But wait, there’s more.
Depending on your or your partner’s health history or your doctor’s recommendations, you may also opt for a few other tests. These are ones that are also routinely done, says Williams:
Laparoscopy for infertility
Endometriosis is a condition where the tissue that normally lines the inside of the uterus—called the endometrium—grows outside the uterus. Eventually, scar tissue can form. This can cause obstruction of the fallopian tube, so the sperm and egg can’t get together for conception. In fact, about a third to a half of women with endometriosis have trouble getting pregnant according to the Mayo Clinic.
So, if you’re experiencing pelvic pain or other symptoms of endometriosis, your doctor might recommend a laparoscopy for infertility.
Laparoscopy is an outpatient surgery in which a camera is passed through a small incision in the belly button, says Dr. Williams. With it, doctors can see the fallopian tubes and ovaries and look for endometriosis and scar tissue that may be able to be removed.

□ □ □

**What is expected:**
According to the passage on laparoscopy for infertility, what can doctors see or look for during a laparoscopy? List every item. Answer using only the passage on laparoscopy for infertility.

(Entries from a data collection)
□ □ □

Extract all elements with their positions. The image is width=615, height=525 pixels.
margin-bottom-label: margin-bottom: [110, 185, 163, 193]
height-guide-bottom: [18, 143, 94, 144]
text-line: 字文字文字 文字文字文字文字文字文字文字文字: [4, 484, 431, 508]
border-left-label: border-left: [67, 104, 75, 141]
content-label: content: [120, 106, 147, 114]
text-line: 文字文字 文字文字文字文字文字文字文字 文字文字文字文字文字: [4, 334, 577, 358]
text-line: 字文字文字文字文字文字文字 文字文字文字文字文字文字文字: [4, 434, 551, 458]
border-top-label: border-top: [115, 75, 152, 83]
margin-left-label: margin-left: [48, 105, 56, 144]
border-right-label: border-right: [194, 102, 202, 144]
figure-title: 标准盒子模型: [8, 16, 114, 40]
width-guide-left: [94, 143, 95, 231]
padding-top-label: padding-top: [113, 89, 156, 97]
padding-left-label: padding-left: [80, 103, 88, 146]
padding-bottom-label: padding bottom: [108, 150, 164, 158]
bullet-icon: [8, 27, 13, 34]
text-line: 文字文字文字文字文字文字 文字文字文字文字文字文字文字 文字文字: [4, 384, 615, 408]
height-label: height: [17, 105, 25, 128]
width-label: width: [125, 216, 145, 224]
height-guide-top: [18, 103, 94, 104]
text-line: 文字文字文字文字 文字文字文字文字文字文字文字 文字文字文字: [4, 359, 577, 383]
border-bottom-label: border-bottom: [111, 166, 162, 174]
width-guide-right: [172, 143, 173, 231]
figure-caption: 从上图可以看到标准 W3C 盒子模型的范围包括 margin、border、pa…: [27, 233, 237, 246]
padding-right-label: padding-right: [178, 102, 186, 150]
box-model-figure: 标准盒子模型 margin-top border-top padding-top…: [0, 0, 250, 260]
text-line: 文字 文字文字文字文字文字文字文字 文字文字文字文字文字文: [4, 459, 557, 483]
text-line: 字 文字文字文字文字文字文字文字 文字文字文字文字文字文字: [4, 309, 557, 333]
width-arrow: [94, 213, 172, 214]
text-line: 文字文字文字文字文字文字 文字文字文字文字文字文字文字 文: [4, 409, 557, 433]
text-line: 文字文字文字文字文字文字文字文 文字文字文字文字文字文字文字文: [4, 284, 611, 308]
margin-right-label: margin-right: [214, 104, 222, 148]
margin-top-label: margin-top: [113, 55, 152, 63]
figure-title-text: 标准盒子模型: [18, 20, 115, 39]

□ □ □

**Solution to the problem:**
- Fallopian tubes
- Ovaries
- Endometriosis
- Scar tissue